▼▼▼

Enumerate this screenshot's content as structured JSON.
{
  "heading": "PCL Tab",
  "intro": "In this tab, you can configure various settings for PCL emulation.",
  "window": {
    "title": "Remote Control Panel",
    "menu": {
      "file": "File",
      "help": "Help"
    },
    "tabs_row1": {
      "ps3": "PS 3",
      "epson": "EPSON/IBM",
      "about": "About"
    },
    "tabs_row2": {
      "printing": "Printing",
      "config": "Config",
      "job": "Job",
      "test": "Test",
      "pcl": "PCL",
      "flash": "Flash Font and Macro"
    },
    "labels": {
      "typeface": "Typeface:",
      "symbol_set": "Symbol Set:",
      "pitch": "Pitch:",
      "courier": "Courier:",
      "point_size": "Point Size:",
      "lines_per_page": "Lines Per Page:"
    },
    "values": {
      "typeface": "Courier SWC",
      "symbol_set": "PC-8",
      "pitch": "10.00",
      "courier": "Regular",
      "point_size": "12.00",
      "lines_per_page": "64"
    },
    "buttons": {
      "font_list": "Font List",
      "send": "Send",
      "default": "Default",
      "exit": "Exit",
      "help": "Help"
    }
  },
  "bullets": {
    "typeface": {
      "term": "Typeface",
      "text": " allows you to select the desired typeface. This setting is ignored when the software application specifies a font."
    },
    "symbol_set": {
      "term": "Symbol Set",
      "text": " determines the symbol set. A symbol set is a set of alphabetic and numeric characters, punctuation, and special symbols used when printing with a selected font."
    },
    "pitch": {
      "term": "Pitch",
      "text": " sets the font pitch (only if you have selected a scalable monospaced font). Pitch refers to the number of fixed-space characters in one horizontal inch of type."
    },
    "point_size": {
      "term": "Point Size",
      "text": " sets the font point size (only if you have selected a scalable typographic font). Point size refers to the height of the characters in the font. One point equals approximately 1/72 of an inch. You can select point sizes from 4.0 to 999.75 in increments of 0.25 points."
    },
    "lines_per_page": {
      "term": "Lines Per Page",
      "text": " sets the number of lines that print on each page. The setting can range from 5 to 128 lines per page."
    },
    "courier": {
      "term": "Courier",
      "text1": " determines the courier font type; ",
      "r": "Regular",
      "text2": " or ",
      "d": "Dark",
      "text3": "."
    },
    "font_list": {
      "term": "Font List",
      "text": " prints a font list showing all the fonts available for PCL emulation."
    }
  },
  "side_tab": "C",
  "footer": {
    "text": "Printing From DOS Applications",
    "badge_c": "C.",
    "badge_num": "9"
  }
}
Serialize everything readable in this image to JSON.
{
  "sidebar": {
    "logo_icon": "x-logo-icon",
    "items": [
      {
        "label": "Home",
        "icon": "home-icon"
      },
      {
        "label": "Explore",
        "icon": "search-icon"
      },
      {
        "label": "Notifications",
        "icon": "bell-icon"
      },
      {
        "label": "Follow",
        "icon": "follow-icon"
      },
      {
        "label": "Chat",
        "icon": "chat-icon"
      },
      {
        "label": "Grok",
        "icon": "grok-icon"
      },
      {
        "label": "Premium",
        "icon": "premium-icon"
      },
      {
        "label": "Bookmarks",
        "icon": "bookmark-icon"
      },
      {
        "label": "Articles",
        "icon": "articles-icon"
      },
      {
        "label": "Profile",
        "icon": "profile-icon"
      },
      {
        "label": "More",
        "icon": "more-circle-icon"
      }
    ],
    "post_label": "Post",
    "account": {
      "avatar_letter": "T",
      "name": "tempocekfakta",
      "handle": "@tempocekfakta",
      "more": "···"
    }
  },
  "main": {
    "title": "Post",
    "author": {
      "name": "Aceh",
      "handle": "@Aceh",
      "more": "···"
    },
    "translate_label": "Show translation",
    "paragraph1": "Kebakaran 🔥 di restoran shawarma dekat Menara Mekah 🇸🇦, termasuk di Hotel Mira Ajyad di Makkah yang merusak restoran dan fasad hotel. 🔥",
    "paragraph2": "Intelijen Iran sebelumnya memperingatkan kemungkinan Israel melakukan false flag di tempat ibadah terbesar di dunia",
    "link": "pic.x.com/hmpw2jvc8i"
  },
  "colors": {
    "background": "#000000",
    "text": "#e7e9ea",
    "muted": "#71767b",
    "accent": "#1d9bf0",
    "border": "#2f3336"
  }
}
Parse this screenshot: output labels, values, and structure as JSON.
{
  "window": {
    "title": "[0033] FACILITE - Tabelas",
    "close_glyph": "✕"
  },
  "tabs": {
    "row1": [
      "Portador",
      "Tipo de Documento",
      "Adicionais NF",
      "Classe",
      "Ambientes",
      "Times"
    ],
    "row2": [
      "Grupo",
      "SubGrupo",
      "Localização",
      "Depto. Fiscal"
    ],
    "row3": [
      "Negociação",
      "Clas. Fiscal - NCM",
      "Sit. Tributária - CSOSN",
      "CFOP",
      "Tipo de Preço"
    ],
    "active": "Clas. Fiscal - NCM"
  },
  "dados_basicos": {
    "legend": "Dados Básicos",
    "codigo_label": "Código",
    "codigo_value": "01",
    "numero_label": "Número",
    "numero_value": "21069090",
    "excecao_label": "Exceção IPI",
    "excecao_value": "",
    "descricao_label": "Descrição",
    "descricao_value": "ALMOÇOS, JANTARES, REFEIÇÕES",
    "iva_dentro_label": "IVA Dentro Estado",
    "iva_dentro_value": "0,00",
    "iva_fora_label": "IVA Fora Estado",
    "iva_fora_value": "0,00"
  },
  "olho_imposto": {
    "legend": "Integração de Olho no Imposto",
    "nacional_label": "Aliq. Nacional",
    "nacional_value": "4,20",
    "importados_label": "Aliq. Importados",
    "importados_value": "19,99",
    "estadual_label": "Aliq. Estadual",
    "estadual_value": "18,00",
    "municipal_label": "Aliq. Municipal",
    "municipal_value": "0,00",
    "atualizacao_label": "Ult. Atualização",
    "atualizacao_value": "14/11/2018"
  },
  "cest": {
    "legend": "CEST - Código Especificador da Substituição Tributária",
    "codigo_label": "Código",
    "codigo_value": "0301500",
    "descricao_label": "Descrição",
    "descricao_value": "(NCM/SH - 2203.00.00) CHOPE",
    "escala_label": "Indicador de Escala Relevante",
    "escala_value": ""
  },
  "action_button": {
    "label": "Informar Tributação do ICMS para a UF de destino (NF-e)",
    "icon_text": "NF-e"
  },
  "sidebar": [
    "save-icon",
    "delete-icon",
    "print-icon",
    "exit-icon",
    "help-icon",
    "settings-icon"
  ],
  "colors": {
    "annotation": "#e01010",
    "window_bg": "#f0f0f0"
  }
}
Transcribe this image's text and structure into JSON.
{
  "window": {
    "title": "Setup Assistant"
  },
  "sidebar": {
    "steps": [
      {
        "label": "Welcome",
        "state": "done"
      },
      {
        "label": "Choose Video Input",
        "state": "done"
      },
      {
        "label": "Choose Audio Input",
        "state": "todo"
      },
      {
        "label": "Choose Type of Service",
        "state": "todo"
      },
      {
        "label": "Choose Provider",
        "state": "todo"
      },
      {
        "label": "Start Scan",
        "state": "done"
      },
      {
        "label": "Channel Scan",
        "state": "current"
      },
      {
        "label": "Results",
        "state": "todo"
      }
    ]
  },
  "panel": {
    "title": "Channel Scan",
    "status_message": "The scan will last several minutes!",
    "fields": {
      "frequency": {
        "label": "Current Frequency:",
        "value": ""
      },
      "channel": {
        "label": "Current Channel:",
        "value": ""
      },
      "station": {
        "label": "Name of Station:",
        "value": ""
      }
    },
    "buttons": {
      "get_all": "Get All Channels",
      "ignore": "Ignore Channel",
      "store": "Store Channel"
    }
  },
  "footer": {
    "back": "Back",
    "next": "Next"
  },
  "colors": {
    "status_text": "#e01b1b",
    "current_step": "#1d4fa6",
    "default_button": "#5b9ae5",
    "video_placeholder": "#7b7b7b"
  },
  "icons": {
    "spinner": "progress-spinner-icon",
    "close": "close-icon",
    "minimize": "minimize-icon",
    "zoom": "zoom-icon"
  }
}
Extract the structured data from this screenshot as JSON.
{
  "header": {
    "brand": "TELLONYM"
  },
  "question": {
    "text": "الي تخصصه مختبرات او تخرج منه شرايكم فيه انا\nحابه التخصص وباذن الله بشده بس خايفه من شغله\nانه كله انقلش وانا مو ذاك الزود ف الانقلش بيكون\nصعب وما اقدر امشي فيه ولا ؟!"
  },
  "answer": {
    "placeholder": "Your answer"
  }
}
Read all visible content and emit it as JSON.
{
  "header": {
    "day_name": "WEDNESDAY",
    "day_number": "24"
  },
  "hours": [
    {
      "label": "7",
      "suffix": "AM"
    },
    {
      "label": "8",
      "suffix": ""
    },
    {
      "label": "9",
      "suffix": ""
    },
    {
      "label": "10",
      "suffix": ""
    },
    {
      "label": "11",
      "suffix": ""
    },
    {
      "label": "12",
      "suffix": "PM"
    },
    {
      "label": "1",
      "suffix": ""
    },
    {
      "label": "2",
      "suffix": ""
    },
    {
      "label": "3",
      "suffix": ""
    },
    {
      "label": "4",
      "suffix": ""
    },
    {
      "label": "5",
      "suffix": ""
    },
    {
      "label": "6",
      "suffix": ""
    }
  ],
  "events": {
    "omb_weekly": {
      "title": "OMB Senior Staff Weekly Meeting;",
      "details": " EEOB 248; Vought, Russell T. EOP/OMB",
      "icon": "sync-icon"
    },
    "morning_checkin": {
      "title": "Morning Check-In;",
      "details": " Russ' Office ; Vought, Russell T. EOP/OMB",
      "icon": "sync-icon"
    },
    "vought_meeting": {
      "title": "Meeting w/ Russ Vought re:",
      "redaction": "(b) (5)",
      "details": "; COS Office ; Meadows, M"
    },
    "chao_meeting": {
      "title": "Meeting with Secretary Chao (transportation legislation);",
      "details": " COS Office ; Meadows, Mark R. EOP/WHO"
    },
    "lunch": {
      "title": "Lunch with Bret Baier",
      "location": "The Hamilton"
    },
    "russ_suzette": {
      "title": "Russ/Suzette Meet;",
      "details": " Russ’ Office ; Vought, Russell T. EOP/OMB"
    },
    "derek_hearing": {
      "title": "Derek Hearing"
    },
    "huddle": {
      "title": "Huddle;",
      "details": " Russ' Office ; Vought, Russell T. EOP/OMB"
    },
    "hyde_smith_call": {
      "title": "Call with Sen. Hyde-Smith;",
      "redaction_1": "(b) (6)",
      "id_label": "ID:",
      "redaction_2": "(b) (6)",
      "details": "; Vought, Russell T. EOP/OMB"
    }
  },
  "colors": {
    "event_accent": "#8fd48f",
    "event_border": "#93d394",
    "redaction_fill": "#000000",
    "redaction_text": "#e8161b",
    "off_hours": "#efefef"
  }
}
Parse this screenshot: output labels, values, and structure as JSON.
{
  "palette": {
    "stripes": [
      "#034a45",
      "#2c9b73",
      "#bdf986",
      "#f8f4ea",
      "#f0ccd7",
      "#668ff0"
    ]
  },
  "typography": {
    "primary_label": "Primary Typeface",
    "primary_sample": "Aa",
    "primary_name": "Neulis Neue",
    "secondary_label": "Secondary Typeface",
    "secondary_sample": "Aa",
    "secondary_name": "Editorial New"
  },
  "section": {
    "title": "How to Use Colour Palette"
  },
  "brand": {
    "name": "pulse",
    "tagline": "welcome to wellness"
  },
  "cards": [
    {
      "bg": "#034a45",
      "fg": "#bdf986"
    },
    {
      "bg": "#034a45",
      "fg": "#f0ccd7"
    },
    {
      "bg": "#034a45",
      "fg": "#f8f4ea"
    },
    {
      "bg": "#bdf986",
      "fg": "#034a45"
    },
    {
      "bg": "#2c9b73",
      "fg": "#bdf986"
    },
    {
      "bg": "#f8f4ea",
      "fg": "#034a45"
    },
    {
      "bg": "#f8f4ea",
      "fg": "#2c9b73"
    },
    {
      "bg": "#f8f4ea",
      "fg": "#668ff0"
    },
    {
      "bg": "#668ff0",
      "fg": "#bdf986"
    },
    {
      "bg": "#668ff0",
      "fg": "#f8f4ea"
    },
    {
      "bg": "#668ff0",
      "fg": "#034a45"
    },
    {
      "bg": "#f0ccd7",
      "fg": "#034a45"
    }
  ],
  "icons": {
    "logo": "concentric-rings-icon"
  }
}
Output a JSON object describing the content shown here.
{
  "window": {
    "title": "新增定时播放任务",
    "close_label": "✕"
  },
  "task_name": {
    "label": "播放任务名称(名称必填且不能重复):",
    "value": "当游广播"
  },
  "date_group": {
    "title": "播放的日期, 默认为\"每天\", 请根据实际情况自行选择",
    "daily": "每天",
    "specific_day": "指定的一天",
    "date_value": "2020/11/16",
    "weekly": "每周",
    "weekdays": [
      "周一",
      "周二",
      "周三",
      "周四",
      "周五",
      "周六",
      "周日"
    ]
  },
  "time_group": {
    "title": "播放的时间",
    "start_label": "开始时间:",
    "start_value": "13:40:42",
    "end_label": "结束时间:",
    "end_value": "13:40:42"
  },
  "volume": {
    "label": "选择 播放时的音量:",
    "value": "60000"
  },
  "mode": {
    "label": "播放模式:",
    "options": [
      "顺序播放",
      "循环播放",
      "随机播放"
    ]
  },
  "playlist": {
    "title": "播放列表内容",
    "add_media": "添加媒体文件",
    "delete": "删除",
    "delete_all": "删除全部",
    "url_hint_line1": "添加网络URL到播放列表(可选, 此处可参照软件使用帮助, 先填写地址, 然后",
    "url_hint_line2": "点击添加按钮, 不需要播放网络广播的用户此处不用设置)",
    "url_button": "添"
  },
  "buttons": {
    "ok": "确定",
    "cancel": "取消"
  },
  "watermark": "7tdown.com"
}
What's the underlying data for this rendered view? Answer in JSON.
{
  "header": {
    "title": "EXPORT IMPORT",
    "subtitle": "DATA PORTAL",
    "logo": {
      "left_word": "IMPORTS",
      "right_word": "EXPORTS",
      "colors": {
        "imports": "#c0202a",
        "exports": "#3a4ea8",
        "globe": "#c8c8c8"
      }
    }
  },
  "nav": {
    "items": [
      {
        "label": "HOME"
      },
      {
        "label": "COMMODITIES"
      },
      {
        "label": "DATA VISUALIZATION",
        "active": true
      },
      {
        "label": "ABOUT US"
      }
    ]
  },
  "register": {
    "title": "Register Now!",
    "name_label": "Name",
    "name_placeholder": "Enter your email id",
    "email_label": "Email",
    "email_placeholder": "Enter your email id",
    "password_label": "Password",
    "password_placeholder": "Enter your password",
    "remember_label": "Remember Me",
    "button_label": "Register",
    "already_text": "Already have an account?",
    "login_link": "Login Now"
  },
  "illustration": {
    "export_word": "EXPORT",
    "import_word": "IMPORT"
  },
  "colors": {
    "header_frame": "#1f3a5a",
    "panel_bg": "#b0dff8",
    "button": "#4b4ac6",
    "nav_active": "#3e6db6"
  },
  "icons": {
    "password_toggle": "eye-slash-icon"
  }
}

▲▲▲

→ **Your objective**
Return only the number of lines in the data above that include the word "legend".

→ **Reply to the exercise**
3